Provided passage below:

She is a powermonger and should be disbarred. She is a judge of great character all right. She does not look at the evidence from professionals required to claim being disabled. The other statements I’ve read about her sound like they were written by family members or associate’s. My Dr told me if I continue working, I will die. Because I have an anurism on my upper aorta that’s almost 5 cm, and I’m loosing a substantial amount of blood internally that we have had no luck in finding, I also have wolf parkinson’s white syndrome and it has gotten worse to the point of blacking out, the loss of blood has caused anemia and affected my ability to work and am having a problem with my memory. Alot of evidence was entered into my case that I was not able to view. But the fact that she dismissed any statements from my Dr or therapist and is solely going on her opinion that because I have been given trivial jobs by my friends that pay me way to much for such work ( they are helping me out so I don’t freeze or starve.) And I shouldn’t even be doing these jobs because it requires lifting and climbing ladders, two things I was told not to do. My life has diminished to the point of not being able to recover.
My credit card is way over limit and my bank account as well because I haven’t been able to keep up payments. I have extinguished my life savings and have nothing of value left and have. Been struggling for 3 years almost freezing to death, ( literally) in my RV , parked behind a friend’s house who I can’t even help pay my electricity and I have no bathroom in the winter.
I have never been a lazy person and always payed my own way. I have not utilized all the resources available to me from the state because I am not able to function on a normal level any more. I am discussed at what I have become and need help and I have none to remember or organize or plan or even follow instructions on a box of mac n cheese.. I’m having a hard time feeding myself and cleaning up. My truck is on its last leg and can’t afford insurance any longer but when I drive I get lost and don’t know where I am. I have no help and don’t know how to get any. People say there is help in for someone in my condition but no one will help me get help. I’m not capable any more.

End of Provided passage.

◆ Work instruction 1
Revise the account of the writer's struggles, copying everything from "I have never" down to "capable any more." with "truck" replaced by "car".
◆ Work instruction 2
Answer these questions from the account of the writer's struggles:
(a) According to the writer's doctor, what will happen if the writer continues working?
(b) For how long has the writer been struggling?
(c) Where is the writer's RV parked?
The data that comes next is separate material and has nothing to do with the text above.

Data section below:

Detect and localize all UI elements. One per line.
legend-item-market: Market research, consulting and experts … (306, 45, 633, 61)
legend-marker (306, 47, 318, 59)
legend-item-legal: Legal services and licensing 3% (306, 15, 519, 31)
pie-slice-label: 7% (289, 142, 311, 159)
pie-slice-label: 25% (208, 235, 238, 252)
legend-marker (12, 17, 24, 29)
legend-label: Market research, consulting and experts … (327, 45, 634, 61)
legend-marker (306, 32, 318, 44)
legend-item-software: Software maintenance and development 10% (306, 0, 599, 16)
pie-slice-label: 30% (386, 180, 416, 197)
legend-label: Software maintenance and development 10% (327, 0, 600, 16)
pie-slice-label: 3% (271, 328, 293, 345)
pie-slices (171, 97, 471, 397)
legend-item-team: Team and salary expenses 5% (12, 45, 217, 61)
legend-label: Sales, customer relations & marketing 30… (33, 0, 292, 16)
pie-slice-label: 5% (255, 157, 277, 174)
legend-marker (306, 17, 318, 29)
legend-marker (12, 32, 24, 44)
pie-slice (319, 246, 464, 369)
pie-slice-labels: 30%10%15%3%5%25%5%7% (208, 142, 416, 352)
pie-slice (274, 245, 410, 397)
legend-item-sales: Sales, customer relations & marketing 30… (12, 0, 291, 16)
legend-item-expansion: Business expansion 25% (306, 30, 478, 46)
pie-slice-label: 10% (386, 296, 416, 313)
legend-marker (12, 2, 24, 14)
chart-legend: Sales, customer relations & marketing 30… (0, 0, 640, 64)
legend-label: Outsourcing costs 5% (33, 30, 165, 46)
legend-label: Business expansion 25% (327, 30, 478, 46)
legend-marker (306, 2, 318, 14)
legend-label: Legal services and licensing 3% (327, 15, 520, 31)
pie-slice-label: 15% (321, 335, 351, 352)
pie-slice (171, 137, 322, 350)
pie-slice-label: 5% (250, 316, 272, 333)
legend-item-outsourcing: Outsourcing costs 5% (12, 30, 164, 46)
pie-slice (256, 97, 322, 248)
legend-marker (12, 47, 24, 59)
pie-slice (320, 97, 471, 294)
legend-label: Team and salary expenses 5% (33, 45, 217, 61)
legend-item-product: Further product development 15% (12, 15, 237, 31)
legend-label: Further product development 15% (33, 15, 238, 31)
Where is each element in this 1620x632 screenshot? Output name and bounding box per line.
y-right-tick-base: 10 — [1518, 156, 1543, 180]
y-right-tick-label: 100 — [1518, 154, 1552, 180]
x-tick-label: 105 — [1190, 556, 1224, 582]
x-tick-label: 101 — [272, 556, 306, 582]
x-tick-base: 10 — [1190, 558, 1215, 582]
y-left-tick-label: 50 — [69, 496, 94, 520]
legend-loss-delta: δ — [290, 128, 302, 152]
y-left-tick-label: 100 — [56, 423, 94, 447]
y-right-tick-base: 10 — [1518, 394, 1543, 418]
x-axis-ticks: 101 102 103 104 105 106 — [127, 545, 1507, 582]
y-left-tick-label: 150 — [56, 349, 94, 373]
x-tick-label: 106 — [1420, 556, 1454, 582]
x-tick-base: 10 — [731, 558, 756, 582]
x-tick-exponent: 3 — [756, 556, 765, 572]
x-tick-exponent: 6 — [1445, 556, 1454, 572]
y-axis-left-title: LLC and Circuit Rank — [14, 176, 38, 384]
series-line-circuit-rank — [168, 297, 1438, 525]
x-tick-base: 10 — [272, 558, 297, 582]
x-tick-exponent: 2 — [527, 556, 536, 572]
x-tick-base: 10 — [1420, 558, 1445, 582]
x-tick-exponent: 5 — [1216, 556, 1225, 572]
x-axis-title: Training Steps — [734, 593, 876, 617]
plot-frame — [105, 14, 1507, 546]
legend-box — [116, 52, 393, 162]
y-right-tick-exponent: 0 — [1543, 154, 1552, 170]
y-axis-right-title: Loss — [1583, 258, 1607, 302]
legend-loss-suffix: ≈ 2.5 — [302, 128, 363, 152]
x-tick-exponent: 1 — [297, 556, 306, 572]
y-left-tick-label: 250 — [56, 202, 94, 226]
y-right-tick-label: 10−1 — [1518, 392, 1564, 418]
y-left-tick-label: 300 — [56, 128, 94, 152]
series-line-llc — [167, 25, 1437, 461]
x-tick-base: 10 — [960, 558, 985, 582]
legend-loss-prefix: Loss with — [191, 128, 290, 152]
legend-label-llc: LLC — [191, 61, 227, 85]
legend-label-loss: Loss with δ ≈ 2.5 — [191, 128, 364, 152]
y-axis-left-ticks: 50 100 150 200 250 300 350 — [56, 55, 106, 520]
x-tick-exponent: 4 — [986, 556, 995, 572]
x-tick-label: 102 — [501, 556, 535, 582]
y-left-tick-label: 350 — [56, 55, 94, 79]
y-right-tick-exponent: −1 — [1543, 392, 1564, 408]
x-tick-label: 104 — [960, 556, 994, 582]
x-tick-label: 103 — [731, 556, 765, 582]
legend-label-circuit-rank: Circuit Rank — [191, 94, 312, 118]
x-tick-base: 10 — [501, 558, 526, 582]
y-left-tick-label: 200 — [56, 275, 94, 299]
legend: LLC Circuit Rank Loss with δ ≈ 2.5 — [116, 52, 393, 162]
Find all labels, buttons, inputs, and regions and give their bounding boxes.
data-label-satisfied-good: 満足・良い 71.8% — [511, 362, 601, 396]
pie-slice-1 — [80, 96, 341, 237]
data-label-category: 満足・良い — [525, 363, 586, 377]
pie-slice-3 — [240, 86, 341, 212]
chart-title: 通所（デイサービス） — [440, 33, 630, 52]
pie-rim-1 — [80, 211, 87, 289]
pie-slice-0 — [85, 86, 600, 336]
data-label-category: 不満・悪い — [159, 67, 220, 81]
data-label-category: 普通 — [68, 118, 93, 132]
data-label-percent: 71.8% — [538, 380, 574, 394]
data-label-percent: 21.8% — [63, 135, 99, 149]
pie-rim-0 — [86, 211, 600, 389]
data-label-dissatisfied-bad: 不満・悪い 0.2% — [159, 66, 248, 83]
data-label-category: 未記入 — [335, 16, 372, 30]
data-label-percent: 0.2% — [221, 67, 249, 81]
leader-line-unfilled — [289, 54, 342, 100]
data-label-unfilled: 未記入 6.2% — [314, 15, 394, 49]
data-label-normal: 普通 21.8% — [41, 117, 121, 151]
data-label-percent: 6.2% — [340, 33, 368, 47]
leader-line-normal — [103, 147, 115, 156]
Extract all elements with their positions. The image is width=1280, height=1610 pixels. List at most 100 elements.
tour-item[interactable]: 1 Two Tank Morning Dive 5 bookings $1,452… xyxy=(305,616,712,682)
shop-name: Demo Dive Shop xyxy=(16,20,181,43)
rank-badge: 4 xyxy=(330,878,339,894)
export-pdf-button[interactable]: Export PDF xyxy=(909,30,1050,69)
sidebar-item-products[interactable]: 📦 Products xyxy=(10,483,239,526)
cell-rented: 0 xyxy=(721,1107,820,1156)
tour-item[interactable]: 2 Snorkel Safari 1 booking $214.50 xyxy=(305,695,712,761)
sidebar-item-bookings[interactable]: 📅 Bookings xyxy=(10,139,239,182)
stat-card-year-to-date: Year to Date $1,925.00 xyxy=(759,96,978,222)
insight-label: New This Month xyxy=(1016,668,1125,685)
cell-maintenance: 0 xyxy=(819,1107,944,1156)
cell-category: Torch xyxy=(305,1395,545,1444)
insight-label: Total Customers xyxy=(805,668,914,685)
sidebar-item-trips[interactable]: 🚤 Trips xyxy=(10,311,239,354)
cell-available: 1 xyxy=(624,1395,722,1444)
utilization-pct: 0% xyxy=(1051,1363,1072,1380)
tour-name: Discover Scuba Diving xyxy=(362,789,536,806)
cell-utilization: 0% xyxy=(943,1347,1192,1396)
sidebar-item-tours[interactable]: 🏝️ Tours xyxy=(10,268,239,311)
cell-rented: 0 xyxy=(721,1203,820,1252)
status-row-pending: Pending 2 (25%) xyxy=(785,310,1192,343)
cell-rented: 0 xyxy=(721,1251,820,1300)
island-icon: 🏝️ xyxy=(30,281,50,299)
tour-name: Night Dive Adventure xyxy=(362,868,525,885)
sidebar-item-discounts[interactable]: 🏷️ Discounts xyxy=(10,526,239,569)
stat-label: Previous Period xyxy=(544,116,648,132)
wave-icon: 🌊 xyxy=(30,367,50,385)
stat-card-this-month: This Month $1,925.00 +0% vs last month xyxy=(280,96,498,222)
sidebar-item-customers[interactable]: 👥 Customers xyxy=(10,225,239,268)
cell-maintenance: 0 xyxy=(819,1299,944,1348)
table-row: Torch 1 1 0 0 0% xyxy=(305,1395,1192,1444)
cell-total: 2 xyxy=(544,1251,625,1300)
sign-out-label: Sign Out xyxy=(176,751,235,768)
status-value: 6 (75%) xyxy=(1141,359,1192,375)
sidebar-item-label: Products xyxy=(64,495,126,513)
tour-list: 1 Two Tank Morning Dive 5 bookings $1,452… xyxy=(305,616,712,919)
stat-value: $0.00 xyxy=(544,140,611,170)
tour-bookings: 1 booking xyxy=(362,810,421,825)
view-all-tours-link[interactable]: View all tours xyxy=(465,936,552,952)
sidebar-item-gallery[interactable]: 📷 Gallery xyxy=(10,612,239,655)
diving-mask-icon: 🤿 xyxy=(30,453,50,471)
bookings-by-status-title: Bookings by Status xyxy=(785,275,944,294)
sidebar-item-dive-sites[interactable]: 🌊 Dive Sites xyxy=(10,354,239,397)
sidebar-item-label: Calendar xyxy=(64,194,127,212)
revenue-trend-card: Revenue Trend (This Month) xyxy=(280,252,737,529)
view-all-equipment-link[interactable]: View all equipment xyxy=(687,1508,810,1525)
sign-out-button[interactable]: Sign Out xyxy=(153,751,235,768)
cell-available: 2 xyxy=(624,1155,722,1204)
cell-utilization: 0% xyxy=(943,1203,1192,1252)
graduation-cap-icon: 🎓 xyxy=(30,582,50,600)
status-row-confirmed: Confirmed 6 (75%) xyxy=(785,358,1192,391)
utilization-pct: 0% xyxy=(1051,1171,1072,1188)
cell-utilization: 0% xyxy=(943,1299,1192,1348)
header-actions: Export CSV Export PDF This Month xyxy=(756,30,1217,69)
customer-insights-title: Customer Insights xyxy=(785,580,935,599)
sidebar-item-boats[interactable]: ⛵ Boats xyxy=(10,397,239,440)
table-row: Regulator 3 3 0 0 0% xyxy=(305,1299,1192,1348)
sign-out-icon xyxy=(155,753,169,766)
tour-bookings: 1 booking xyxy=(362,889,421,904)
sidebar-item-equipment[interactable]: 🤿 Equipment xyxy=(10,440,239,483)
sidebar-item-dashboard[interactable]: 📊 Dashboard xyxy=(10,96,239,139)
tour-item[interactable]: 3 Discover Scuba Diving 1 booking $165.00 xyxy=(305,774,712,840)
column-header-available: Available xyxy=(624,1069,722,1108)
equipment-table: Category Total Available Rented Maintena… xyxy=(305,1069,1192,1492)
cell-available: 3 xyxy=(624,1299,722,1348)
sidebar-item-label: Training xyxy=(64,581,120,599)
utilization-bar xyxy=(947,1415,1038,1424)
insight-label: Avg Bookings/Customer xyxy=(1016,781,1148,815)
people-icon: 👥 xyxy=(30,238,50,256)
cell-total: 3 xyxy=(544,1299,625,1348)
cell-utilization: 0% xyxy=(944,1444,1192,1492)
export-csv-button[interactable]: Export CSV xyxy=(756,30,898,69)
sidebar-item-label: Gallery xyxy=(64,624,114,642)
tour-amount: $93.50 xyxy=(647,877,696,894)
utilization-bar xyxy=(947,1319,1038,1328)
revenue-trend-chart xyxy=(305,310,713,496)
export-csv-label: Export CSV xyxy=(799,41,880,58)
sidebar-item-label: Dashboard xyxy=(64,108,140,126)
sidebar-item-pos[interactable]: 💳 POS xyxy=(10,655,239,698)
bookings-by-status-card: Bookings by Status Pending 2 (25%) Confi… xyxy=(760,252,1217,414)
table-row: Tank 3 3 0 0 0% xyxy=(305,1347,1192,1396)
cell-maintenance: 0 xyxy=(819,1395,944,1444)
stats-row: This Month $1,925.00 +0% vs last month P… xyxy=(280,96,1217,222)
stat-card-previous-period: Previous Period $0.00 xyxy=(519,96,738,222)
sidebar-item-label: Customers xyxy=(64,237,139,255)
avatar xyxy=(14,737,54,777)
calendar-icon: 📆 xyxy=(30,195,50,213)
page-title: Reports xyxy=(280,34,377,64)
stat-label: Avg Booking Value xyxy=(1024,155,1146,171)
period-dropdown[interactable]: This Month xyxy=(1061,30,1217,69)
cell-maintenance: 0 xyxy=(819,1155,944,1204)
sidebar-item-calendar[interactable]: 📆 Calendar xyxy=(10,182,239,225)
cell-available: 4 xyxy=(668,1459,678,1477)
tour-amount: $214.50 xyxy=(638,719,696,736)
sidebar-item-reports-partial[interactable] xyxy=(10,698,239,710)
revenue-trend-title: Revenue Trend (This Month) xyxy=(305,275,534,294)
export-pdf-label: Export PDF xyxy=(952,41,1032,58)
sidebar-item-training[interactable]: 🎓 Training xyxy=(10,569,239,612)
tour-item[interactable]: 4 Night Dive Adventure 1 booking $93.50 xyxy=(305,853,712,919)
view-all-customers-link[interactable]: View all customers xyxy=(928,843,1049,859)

End of Data section.

◆ Your response 1
I have never been a lazy person and always payed my own way. I have not utilized all the resources available to me from the state because I am not able to function on a normal level any more. I am discussed at what I have become and need help and I have none to remember or organize or plan or even follow instructions on a box of mac n cheese.. I’m having a hard time feeding myself and cleaning up. My car is on its last leg and can’t afford insurance any longer but when I drive I get lost and don’t know where I am. I have no help and don’t know how to get any. People say there is help in for someone in my condition but no one will help me get help. I’m not capable any more.

◆ Your response 2
(a) The writer will die.
(b) For 3 years.
(c) Behind a friend's house.